==== DATASET ====
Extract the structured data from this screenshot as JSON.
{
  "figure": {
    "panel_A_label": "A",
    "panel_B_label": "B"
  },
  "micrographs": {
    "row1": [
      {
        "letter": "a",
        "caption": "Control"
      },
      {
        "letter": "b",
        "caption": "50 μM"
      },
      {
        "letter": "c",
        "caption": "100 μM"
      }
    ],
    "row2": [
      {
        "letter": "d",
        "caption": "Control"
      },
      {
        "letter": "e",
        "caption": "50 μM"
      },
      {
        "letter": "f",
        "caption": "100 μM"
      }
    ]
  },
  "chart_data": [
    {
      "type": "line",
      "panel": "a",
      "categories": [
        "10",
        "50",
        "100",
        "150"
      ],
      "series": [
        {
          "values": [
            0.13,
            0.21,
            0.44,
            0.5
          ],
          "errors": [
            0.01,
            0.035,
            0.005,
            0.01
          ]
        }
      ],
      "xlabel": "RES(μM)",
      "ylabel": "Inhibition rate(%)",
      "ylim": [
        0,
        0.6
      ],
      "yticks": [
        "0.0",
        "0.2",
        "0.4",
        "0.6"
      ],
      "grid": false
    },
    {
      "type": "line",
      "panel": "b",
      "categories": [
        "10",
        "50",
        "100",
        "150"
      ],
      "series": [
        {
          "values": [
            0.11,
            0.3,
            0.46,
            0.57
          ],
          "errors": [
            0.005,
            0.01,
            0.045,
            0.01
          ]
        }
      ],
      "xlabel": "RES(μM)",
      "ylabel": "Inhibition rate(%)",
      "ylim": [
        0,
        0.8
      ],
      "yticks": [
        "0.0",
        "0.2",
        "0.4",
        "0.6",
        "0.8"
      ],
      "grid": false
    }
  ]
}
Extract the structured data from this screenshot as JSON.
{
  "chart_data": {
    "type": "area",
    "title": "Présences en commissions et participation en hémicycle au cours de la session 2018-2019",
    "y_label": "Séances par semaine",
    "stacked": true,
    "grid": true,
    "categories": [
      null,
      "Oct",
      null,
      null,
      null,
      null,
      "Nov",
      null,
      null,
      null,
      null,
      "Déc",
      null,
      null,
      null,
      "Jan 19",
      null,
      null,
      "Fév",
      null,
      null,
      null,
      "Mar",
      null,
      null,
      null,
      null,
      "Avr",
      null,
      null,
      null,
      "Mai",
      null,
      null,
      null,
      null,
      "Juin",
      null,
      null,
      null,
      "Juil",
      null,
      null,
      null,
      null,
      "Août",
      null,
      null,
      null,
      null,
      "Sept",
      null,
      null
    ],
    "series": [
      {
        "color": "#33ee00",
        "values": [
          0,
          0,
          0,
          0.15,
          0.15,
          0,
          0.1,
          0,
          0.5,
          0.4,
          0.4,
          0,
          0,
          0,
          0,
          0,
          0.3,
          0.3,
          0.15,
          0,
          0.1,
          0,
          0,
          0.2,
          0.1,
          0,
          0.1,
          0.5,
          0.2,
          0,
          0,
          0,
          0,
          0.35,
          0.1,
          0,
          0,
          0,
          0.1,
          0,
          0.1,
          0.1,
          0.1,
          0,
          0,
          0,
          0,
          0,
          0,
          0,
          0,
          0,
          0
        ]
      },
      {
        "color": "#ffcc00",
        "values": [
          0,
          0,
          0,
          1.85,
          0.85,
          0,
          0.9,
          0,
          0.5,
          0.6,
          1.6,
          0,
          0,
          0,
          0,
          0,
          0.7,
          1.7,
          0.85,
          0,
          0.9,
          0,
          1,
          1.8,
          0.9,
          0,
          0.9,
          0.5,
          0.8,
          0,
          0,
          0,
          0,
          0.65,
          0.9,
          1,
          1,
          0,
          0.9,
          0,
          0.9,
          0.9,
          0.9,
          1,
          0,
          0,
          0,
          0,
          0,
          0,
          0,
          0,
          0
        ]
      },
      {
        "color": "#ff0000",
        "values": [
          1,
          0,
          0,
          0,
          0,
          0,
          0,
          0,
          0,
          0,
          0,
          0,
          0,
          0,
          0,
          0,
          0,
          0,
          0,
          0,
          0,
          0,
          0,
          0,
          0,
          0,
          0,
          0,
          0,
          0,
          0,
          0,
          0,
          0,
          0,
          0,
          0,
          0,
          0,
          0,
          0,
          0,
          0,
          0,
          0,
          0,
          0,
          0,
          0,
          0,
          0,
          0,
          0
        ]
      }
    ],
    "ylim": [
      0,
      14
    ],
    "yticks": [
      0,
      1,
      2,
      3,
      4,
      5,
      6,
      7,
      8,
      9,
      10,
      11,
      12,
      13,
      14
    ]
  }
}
====
WHAT YOU ARE ASKED TO DO: From the records above, extract every line exactly as it stands.

IN RESPONSE:
Extract the structured data from this screenshot as JSON.
{
  "figure": {
    "panel_A_label": "A",
    "panel_B_label": "B"
  },
  "micrographs": {
    "row1": [
      {
        "letter": "a",
        "caption": "Control"
      },
      {
        "letter": "b",
        "caption": "50 μM"
      },
      {
        "letter": "c",
        "caption": "100 μM"
      }
    ],
    "row2": [
      {
        "letter": "d",
        "caption": "Control"
      },
      {
        "letter": "e",
        "caption": "50 μM"
      },
      {
        "letter": "f",
        "caption": "100 μM"
      }
    ]
  },
  "chart_data": [
    {
      "type": "line",
      "panel": "a",
      "categories": [
        "10",
        "50",
        "100",
        "150"
      ],
      "series": [
        {
          "values": [
            0.13,
            0.21,
            0.44,
            0.5
          ],
          "errors": [
            0.01,
            0.035,
            0.005,
            0.01
          ]
        }
      ],
      "xlabel": "RES(μM)",
      "ylabel": "Inhibition rate(%)",
      "ylim": [
        0,
        0.6
      ],
      "yticks": [
        "0.0",
        "0.2",
        "0.4",
        "0.6"
      ],
      "grid": false
    },
    {
      "type": "line",
      "panel": "b",
      "categories": [
        "10",
        "50",
        "100",
        "150"
      ],
      "series": [
        {
          "values": [
            0.11,
            0.3,
            0.46,
            0.57
          ],
          "errors": [
            0.005,
            0.01,
            0.045,
            0.01
          ]
        }
      ],
      "xlabel": "RES(μM)",
      "ylabel": "Inhibition rate(%)",
      "ylim": [
        0,
        0.8
      ],
      "yticks": [
        "0.0",
        "0.2",
        "0.4",
        "0.6",
        "0.8"
      ],
      "grid": false
    }
  ]
}
Extract the structured data from this screenshot as JSON.
{
  "chart_data": {
    "type": "area",
    "title": "Présences en commissions et participation en hémicycle au cours de la session 2018-2019",
    "y_label": "Séances par semaine",
    "stacked": true,
    "grid": true,
    "categories": [
      null,
      "Oct",
      null,
      null,
      null,
      null,
      "Nov",
      null,
      null,
      null,
      null,
      "Déc",
      null,
      null,
      null,
      "Jan 19",
      null,
      null,
      "Fév",
      null,
      null,
      null,
      "Mar",
      null,
      null,
      null,
      null,
      "Avr",
      null,
      null,
      null,
      "Mai",
      null,
      null,
      null,
      null,
      "Juin",
      null,
      null,
      null,
      "Juil",
      null,
      null,
      null,
      null,
      "Août",
      null,
      null,
      null,
      null,
      "Sept",
      null,
      null
    ],
    "series": [
      {
        "color": "#33ee00",
        "values": [
          0,
          0,
          0,
          0.15,
          0.15,
          0,
          0.1,
          0,
          0.5,
          0.4,
          0.4,
          0,
          0,
          0,
          0,
          0,
          0.3,
          0.3,
          0.15,
          0,
          0.1,
          0,
          0,
          0.2,
          0.1,
          0,
          0.1,
          0.5,
          0.2,
          0,
          0,
          0,
          0,
          0.35,
          0.1,
          0,
          0,
          0,
          0.1,
          0,
          0.1,
          0.1,
          0.1,
          0,
          0,
          0,
          0,
          0,
          0,
          0,
          0,
          0,
          0
        ]
      },
      {
        "color": "#ffcc00",
        "values": [
          0,
          0,
          0,
          1.85,
          0.85,
          0,
          0.9,
          0,
          0.5,
          0.6,
          1.6,
          0,
          0,
          0,
          0,
          0,
          0.7,
          1.7,
          0.85,
          0,
          0.9,
          0,
          1,
          1.8,
          0.9,
          0,
          0.9,
          0.5,
          0.8,
          0,
          0,
          0,
          0,
          0.65,
          0.9,
          1,
          1,
          0,
          0.9,
          0,
          0.9,
          0.9,
          0.9,
          1,
          0,
          0,
          0,
          0,
          0,
          0,
          0,
          0,
          0
        ]
      },
      {
        "color": "#ff0000",
        "values": [
          1,
          0,
          0,
          0,
          0,
          0,
          0,
          0,
          0,
          0,
          0,
          0,
          0,
          0,
          0,
          0,
          0,
          0,
          0,
          0,
          0,
          0,
          0,
          0,
          0,
          0,
          0,
          0,
          0,
          0,
          0,
          0,
          0,
          0,
          0,
          0,
          0,
          0,
          0,
          0,
          0,
          0,
          0,
          0,
          0,
          0,
          0,
          0,
          0,
          0,
          0,
          0,
          0
        ]
      }
    ],
    "ylim": [
      0,
      14
    ],
    "yticks": [
      0,
      1,
      2,
      3,
      4,
      5,
      6,
      7,
      8,
      9,
      10,
      11,
      12,
      13,
      14
    ]
  }
}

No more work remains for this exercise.